== Exercise objective ==
Keep only the lines where "vehicle" appears.

== Available records ==
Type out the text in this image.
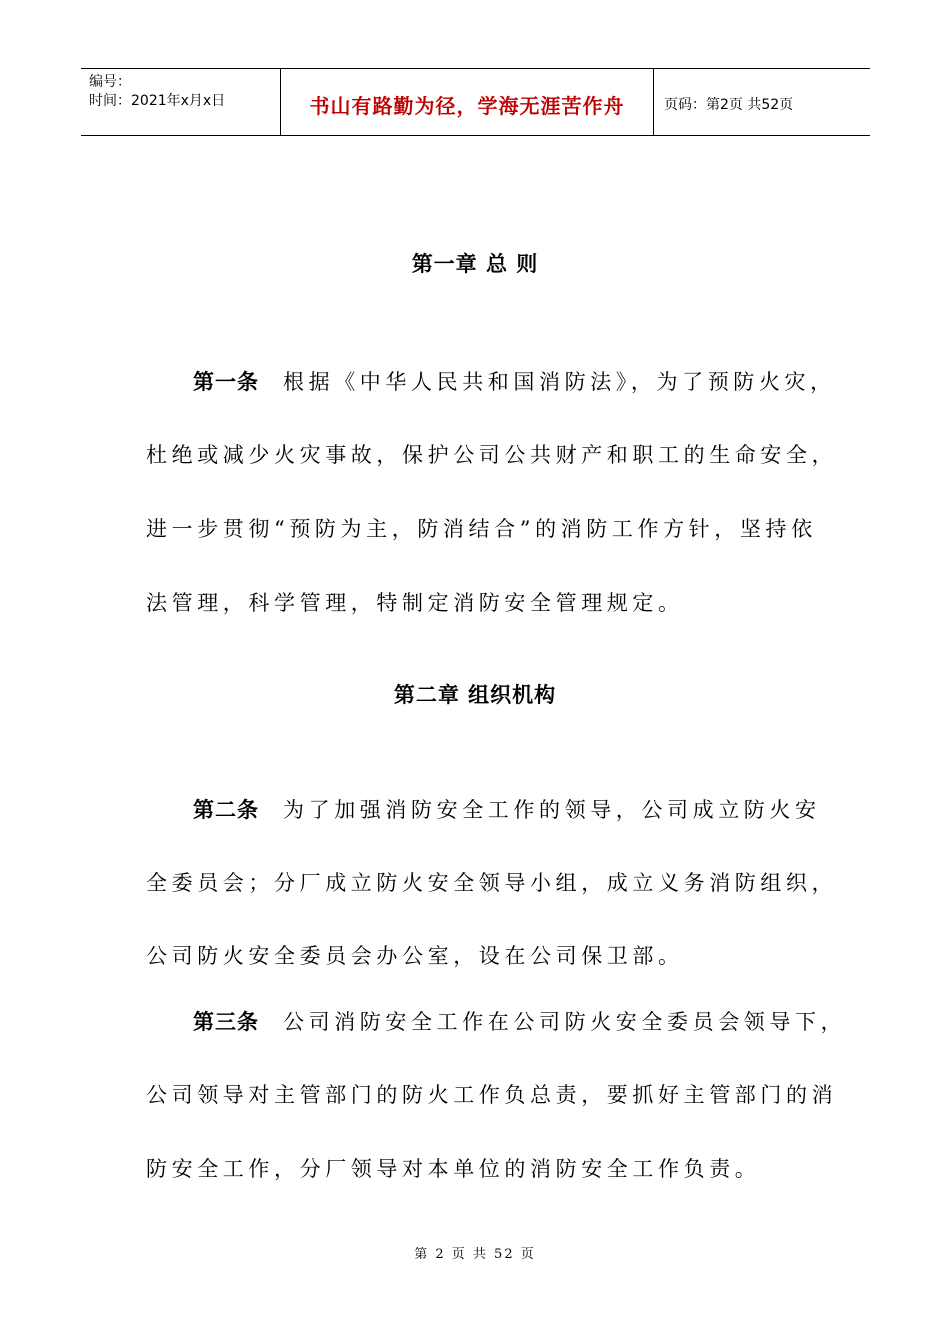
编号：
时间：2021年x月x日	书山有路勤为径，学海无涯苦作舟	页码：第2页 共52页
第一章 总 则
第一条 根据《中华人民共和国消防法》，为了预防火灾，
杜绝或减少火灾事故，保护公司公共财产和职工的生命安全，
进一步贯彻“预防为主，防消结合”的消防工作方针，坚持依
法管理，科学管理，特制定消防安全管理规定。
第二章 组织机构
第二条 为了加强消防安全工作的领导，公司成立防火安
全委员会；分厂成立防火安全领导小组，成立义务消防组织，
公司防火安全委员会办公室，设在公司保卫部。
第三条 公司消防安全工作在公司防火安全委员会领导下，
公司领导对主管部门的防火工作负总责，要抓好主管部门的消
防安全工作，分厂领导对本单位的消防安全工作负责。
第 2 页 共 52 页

--

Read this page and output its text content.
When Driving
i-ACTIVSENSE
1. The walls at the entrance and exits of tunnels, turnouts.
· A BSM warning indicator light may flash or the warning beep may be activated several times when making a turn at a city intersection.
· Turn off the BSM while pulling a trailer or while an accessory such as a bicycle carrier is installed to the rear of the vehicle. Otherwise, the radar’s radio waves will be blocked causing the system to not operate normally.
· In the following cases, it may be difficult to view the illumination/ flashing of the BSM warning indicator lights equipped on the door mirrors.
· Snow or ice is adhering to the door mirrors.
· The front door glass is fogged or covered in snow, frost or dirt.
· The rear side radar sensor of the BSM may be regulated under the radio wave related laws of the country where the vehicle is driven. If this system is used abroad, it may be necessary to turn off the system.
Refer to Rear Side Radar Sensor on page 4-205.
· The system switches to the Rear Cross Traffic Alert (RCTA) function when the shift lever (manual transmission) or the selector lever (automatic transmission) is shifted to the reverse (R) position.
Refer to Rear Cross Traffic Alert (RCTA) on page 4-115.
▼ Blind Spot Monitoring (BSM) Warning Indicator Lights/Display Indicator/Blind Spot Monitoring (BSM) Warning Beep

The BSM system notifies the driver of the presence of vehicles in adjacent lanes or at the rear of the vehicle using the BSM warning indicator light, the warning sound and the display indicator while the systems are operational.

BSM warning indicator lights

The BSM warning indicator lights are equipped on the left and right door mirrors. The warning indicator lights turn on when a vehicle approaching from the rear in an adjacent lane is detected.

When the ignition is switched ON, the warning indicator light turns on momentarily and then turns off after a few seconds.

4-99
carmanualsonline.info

== Result of the exercise ==
· Turn off the BSM while pulling a trailer or while an accessory such as a bicycle carrier is installed to the rear of the vehicle. Otherwise, the radar’s radio waves will be blocked causing the system to not operate normally.
· The rear side radar sensor of the BSM may be regulated under the radio wave related laws of the country where the vehicle is driven. If this system is used abroad, it may be necessary to turn off the system.
The BSM system notifies the driver of the presence of vehicles in adjacent lanes or at the rear of the vehicle using the BSM warning indicator light, the warning sound and the display indicator while the systems are operational.
The BSM warning indicator lights are equipped on the left and right door mirrors. The warning indicator lights turn on when a vehicle approaching from the rear in an adjacent lane is detected.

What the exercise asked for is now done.